- **Problem details**
Images should be left out, and everything else in the listing reproduced exactly.

|---|

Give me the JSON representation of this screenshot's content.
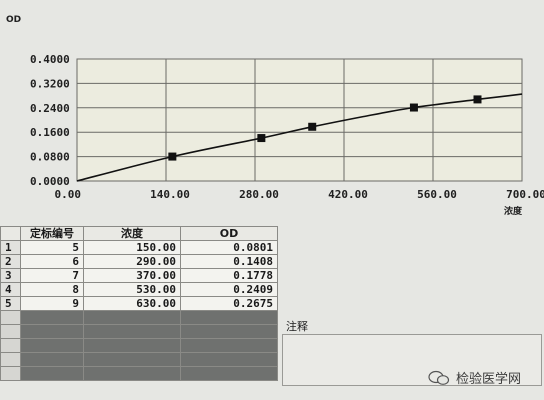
{
  "chart_data": {
    "type": "line",
    "ylabel": "OD",
    "xlabel": "浓度",
    "x_ticks": [
      "0.00",
      "140.00",
      "280.00",
      "420.00",
      "560.00",
      "700.00"
    ],
    "y_ticks": [
      "0.0000",
      "0.0800",
      "0.1600",
      "0.2400",
      "0.3200",
      "0.4000"
    ],
    "xlim": [
      0,
      700
    ],
    "ylim": [
      0,
      0.4
    ],
    "grid": true,
    "series": [
      {
        "points": [
          {
            "x": 150,
            "y": 0.0801
          },
          {
            "x": 290,
            "y": 0.1408
          },
          {
            "x": 370,
            "y": 0.1778
          },
          {
            "x": 530,
            "y": 0.2409
          },
          {
            "x": 630,
            "y": 0.2675
          }
        ]
      }
    ],
    "fit_curve": [
      {
        "x": 0,
        "y": 0.0
      },
      {
        "x": 150,
        "y": 0.0801
      },
      {
        "x": 290,
        "y": 0.1408
      },
      {
        "x": 370,
        "y": 0.1778
      },
      {
        "x": 450,
        "y": 0.211
      },
      {
        "x": 530,
        "y": 0.2409
      },
      {
        "x": 630,
        "y": 0.2675
      },
      {
        "x": 700,
        "y": 0.285
      }
    ]
  },
  "table": {
    "headers": [
      "定标编号",
      "浓度",
      "OD"
    ],
    "rows": [
      {
        "idx": "1",
        "id": "5",
        "conc": "150.00",
        "od": "0.0801"
      },
      {
        "idx": "2",
        "id": "6",
        "conc": "290.00",
        "od": "0.1408"
      },
      {
        "idx": "3",
        "id": "7",
        "conc": "370.00",
        "od": "0.1778"
      },
      {
        "idx": "4",
        "id": "8",
        "conc": "530.00",
        "od": "0.2409"
      },
      {
        "idx": "5",
        "id": "9",
        "conc": "630.00",
        "od": "0.2675"
      }
    ]
  },
  "notes": {
    "label": "注释"
  },
  "watermark": {
    "text": "检验医学网"
  }
}
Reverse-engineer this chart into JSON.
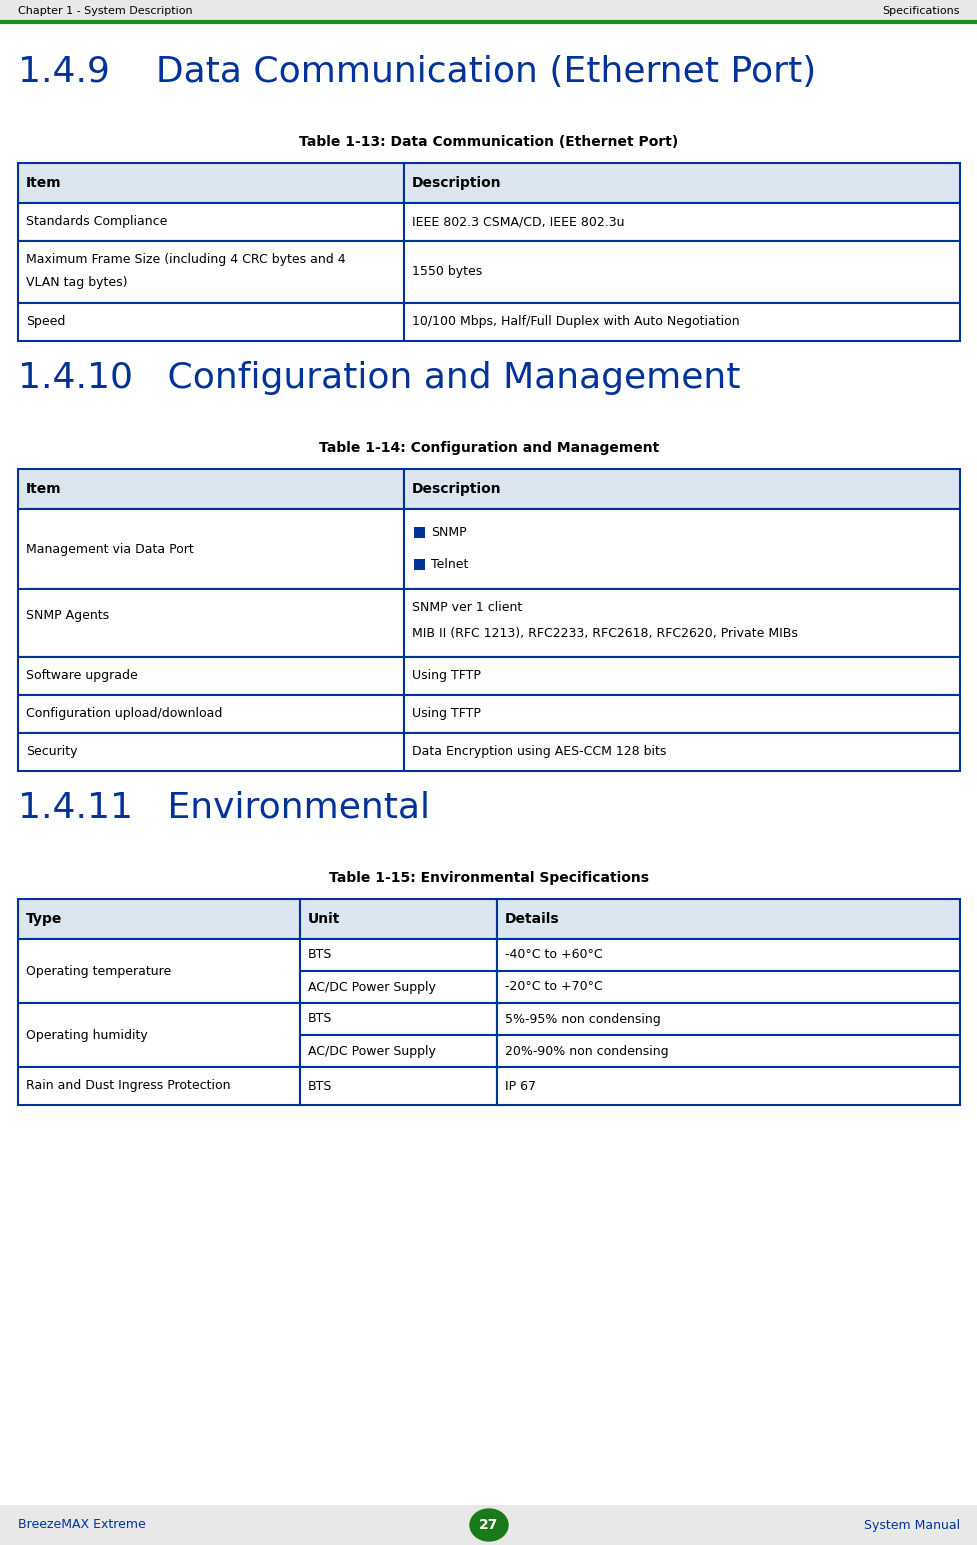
{
  "header_left": "Chapter 1 - System Description",
  "header_right": "Specifications",
  "header_line_color": "#228B22",
  "section1_title": "1.4.9    Data Communication (Ethernet Port)",
  "table1_title": "Table 1-13: Data Communication (Ethernet Port)",
  "section2_title": "1.4.10   Configuration and Management",
  "table2_title": "Table 1-14: Configuration and Management",
  "section3_title": "1.4.11   Environmental",
  "table3_title": "Table 1-15: Environmental Specifications",
  "footer_left": "BreezeMAX Extreme",
  "footer_center": "27",
  "footer_right": "System Manual",
  "header_bg": "#e8e8e8",
  "table_header_bg": "#dce6f1",
  "table_border_color": "#003399",
  "section_title_color": "#003399",
  "footer_text_color": "#003399",
  "footer_bg": "#e8e8e8",
  "page_bg": "#ffffff",
  "bullet_color": "#003399"
}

|---|

- **Final answer**
Give me the JSON representation of this screenshot's content.
{
  "chart_data": {
    "type": "line",
    "ylabel": "OD",
    "xlabel": "浓度",
    "x_ticks": [
      "0.00",
      "140.00",
      "280.00",
      "420.00",
      "560.00",
      "700.00"
    ],
    "y_ticks": [
      "0.0000",
      "0.0800",
      "0.1600",
      "0.2400",
      "0.3200",
      "0.4000"
    ],
    "xlim": [
      0,
      700
    ],
    "ylim": [
      0,
      0.4
    ],
    "grid": true,
    "series": [
      {
        "points": [
          {
            "x": 150,
            "y": 0.0801
          },
          {
            "x": 290,
            "y": 0.1408
          },
          {
            "x": 370,
            "y": 0.1778
          },
          {
            "x": 530,
            "y": 0.2409
          },
          {
            "x": 630,
            "y": 0.2675
          }
        ]
      }
    ],
    "fit_curve": [
      {
        "x": 0,
        "y": 0.0
      },
      {
        "x": 150,
        "y": 0.0801
      },
      {
        "x": 290,
        "y": 0.1408
      },
      {
        "x": 370,
        "y": 0.1778
      },
      {
        "x": 450,
        "y": 0.211
      },
      {
        "x": 530,
        "y": 0.2409
      },
      {
        "x": 630,
        "y": 0.2675
      },
      {
        "x": 700,
        "y": 0.285
      }
    ]
  },
  "table": {
    "headers": [
      "定标编号",
      "浓度",
      "OD"
    ],
    "rows": [
      {
        "idx": "1",
        "id": "5",
        "conc": "150.00",
        "od": "0.0801"
      },
      {
        "idx": "2",
        "id": "6",
        "conc": "290.00",
        "od": "0.1408"
      },
      {
        "idx": "3",
        "id": "7",
        "conc": "370.00",
        "od": "0.1778"
      },
      {
        "idx": "4",
        "id": "8",
        "conc": "530.00",
        "od": "0.2409"
      },
      {
        "idx": "5",
        "id": "9",
        "conc": "630.00",
        "od": "0.2675"
      }
    ]
  },
  "notes": {
    "label": "注释"
  },
  "watermark": {
    "text": "检验医学网"
  }
}
Reverse-engineer this chart into JSON.
{
  "header_left": "Chapter 1 - System Description",
  "header_right": "Specifications",
  "header_line_color": "#228B22",
  "section1_title": "1.4.9    Data Communication (Ethernet Port)",
  "table1_title": "Table 1-13: Data Communication (Ethernet Port)",
  "section2_title": "1.4.10   Configuration and Management",
  "table2_title": "Table 1-14: Configuration and Management",
  "section3_title": "1.4.11   Environmental",
  "table3_title": "Table 1-15: Environmental Specifications",
  "footer_left": "BreezeMAX Extreme",
  "footer_center": "27",
  "footer_right": "System Manual",
  "header_bg": "#e8e8e8",
  "table_header_bg": "#dce6f1",
  "table_border_color": "#003399",
  "section_title_color": "#003399",
  "footer_text_color": "#003399",
  "footer_bg": "#e8e8e8",
  "page_bg": "#ffffff",
  "bullet_color": "#003399"
}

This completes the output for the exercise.